Problema: Redigite todas as linhas dos dados abaixo exatamente como aparecem, sem alterar nada. Deixe as imagens fora da resposta.

Materiais fornecidos:
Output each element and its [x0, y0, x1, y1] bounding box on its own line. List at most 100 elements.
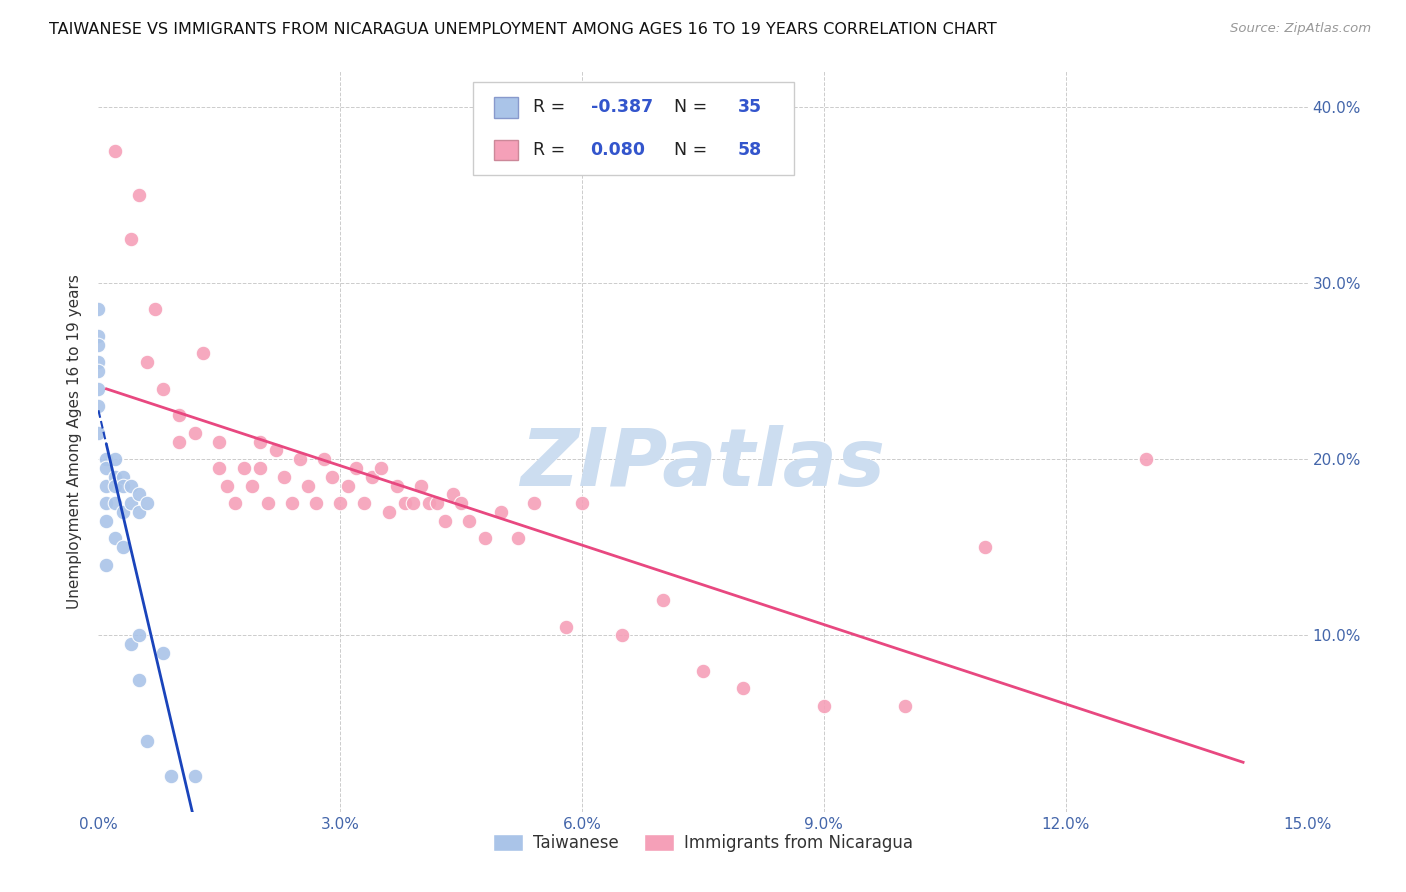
Point: [612, 628, 634, 642]
Text: Source: ZipAtlas.com: Source: ZipAtlas.com: [1230, 22, 1371, 36]
Point: [120, 496, 142, 510]
Point: [217, 478, 239, 492]
Point: [128, 487, 150, 501]
Point: [87, 337, 110, 351]
Text: N =: N =: [664, 141, 713, 159]
Point: [273, 470, 295, 484]
Point: [87, 302, 110, 317]
Point: [152, 382, 174, 396]
Point: [103, 532, 125, 546]
Text: TAIWANESE VS IMMIGRANTS FROM NICARAGUA UNEMPLOYMENT AMONG AGES 16 TO 19 YEARS CO: TAIWANESE VS IMMIGRANTS FROM NICARAGUA U…: [49, 22, 997, 37]
Point: [813, 698, 835, 713]
Point: [733, 681, 755, 696]
Point: [491, 505, 513, 519]
Point: [474, 532, 496, 546]
Point: [441, 487, 464, 501]
Point: [87, 399, 110, 413]
Point: [434, 514, 457, 528]
Legend: Taiwanese, Immigrants from Nicaragua: Taiwanese, Immigrants from Nicaragua: [486, 828, 920, 859]
Point: [87, 364, 110, 378]
Point: [87, 355, 110, 369]
Y-axis label: Unemployment Among Ages 16 to 19 years: Unemployment Among Ages 16 to 19 years: [67, 274, 83, 609]
Point: [208, 461, 231, 475]
Point: [87, 328, 110, 343]
Point: [128, 628, 150, 642]
Point: [385, 478, 408, 492]
Point: [426, 496, 449, 510]
Point: [314, 452, 336, 467]
Point: [103, 478, 125, 492]
Point: [458, 514, 481, 528]
Point: [418, 496, 440, 510]
Point: [281, 496, 304, 510]
Point: [111, 541, 134, 555]
Point: [256, 496, 278, 510]
Point: [135, 734, 157, 748]
Point: [249, 434, 271, 449]
Point: [450, 496, 472, 510]
Point: [87, 425, 110, 440]
Point: [184, 769, 207, 783]
Point: [96, 461, 118, 475]
Point: [103, 144, 125, 158]
Point: [96, 452, 118, 467]
Point: [329, 496, 352, 510]
Point: [692, 664, 714, 678]
Point: [370, 461, 392, 475]
Point: [135, 496, 157, 510]
Point: [571, 496, 593, 510]
Point: [353, 496, 375, 510]
Point: [111, 505, 134, 519]
Point: [143, 302, 166, 317]
Point: [135, 355, 157, 369]
Point: [224, 496, 246, 510]
Point: [394, 496, 416, 510]
Point: [337, 478, 360, 492]
Point: [264, 443, 287, 458]
Point: [193, 346, 215, 360]
Text: R =: R =: [533, 98, 571, 116]
Point: [96, 558, 118, 572]
Point: [96, 478, 118, 492]
Point: [120, 478, 142, 492]
Point: [523, 496, 546, 510]
Point: [128, 673, 150, 687]
Point: [321, 470, 343, 484]
Point: [297, 478, 319, 492]
FancyBboxPatch shape: [494, 139, 517, 161]
Point: [208, 434, 231, 449]
Point: [1135, 452, 1157, 467]
Text: R =: R =: [533, 141, 571, 159]
Point: [152, 646, 174, 660]
Point: [184, 425, 207, 440]
Point: [249, 461, 271, 475]
Point: [160, 769, 183, 783]
Point: [111, 478, 134, 492]
Point: [103, 470, 125, 484]
Point: [103, 452, 125, 467]
Point: [893, 698, 915, 713]
Point: [103, 496, 125, 510]
Point: [111, 470, 134, 484]
Text: 35: 35: [738, 98, 762, 116]
Text: N =: N =: [664, 98, 713, 116]
Point: [167, 434, 190, 449]
Text: 0.080: 0.080: [591, 141, 645, 159]
Point: [506, 532, 529, 546]
Point: [305, 496, 328, 510]
Point: [240, 478, 263, 492]
Point: [120, 637, 142, 651]
FancyBboxPatch shape: [474, 82, 793, 175]
Point: [409, 478, 432, 492]
Point: [361, 470, 384, 484]
FancyBboxPatch shape: [494, 97, 517, 118]
Point: [402, 496, 425, 510]
Point: [96, 514, 118, 528]
Point: [344, 461, 367, 475]
Point: [128, 187, 150, 202]
Text: 58: 58: [738, 141, 762, 159]
Point: [120, 232, 142, 246]
Point: [555, 619, 578, 633]
Point: [87, 382, 110, 396]
Point: [377, 505, 399, 519]
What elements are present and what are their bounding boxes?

Tarefa concluída:
Output each element and its [x0, y0, x1, y1] bounding box on its own line. List at most 100 elements.
Point: [612, 628, 634, 642]
Text: Source: ZipAtlas.com: Source: ZipAtlas.com: [1230, 22, 1371, 36]
Point: [120, 496, 142, 510]
Point: [217, 478, 239, 492]
Point: [128, 487, 150, 501]
Point: [87, 337, 110, 351]
Text: N =: N =: [664, 141, 713, 159]
Point: [273, 470, 295, 484]
Point: [87, 302, 110, 317]
Point: [152, 382, 174, 396]
Point: [103, 532, 125, 546]
Text: TAIWANESE VS IMMIGRANTS FROM NICARAGUA UNEMPLOYMENT AMONG AGES 16 TO 19 YEARS CO: TAIWANESE VS IMMIGRANTS FROM NICARAGUA U…: [49, 22, 997, 37]
Point: [813, 698, 835, 713]
Point: [733, 681, 755, 696]
Point: [491, 505, 513, 519]
Point: [474, 532, 496, 546]
Point: [441, 487, 464, 501]
Point: [87, 399, 110, 413]
Point: [434, 514, 457, 528]
Legend: Taiwanese, Immigrants from Nicaragua: Taiwanese, Immigrants from Nicaragua: [486, 828, 920, 859]
Point: [87, 364, 110, 378]
Point: [87, 355, 110, 369]
Y-axis label: Unemployment Among Ages 16 to 19 years: Unemployment Among Ages 16 to 19 years: [67, 274, 83, 609]
Point: [208, 461, 231, 475]
Point: [87, 328, 110, 343]
Point: [128, 628, 150, 642]
Point: [385, 478, 408, 492]
Point: [426, 496, 449, 510]
Point: [314, 452, 336, 467]
Point: [103, 478, 125, 492]
Point: [458, 514, 481, 528]
Point: [418, 496, 440, 510]
Point: [281, 496, 304, 510]
Point: [111, 541, 134, 555]
Point: [256, 496, 278, 510]
Point: [135, 734, 157, 748]
Point: [249, 434, 271, 449]
Point: [450, 496, 472, 510]
Point: [87, 425, 110, 440]
Point: [184, 769, 207, 783]
Point: [96, 461, 118, 475]
Point: [103, 144, 125, 158]
Point: [96, 452, 118, 467]
Point: [329, 496, 352, 510]
Point: [692, 664, 714, 678]
Point: [370, 461, 392, 475]
Point: [135, 496, 157, 510]
Point: [571, 496, 593, 510]
Point: [353, 496, 375, 510]
Point: [111, 505, 134, 519]
Point: [143, 302, 166, 317]
Point: [135, 355, 157, 369]
Point: [224, 496, 246, 510]
Point: [394, 496, 416, 510]
Point: [337, 478, 360, 492]
Point: [264, 443, 287, 458]
Point: [193, 346, 215, 360]
Text: R =: R =: [533, 98, 571, 116]
Point: [96, 558, 118, 572]
Point: [96, 478, 118, 492]
Point: [120, 478, 142, 492]
Point: [523, 496, 546, 510]
Point: [128, 673, 150, 687]
Point: [321, 470, 343, 484]
Point: [297, 478, 319, 492]
FancyBboxPatch shape: [494, 139, 517, 161]
Point: [208, 434, 231, 449]
Point: [1135, 452, 1157, 467]
Text: R =: R =: [533, 141, 571, 159]
Point: [152, 646, 174, 660]
Point: [184, 425, 207, 440]
Point: [249, 461, 271, 475]
Point: [160, 769, 183, 783]
Point: [111, 478, 134, 492]
Point: [103, 470, 125, 484]
Point: [103, 452, 125, 467]
Point: [893, 698, 915, 713]
Point: [103, 496, 125, 510]
Point: [111, 470, 134, 484]
Text: 35: 35: [738, 98, 762, 116]
Text: N =: N =: [664, 98, 713, 116]
Point: [167, 434, 190, 449]
Text: 0.080: 0.080: [591, 141, 645, 159]
Point: [506, 532, 529, 546]
Point: [305, 496, 328, 510]
Point: [240, 478, 263, 492]
Point: [120, 637, 142, 651]
FancyBboxPatch shape: [474, 82, 793, 175]
Point: [409, 478, 432, 492]
Point: [361, 470, 384, 484]
FancyBboxPatch shape: [494, 97, 517, 118]
Point: [402, 496, 425, 510]
Point: [96, 514, 118, 528]
Point: [344, 461, 367, 475]
Point: [128, 187, 150, 202]
Text: 58: 58: [738, 141, 762, 159]
Point: [120, 232, 142, 246]
Point: [555, 619, 578, 633]
Point: [87, 382, 110, 396]
Point: [377, 505, 399, 519]
What elements are present and what are their bounding boxes?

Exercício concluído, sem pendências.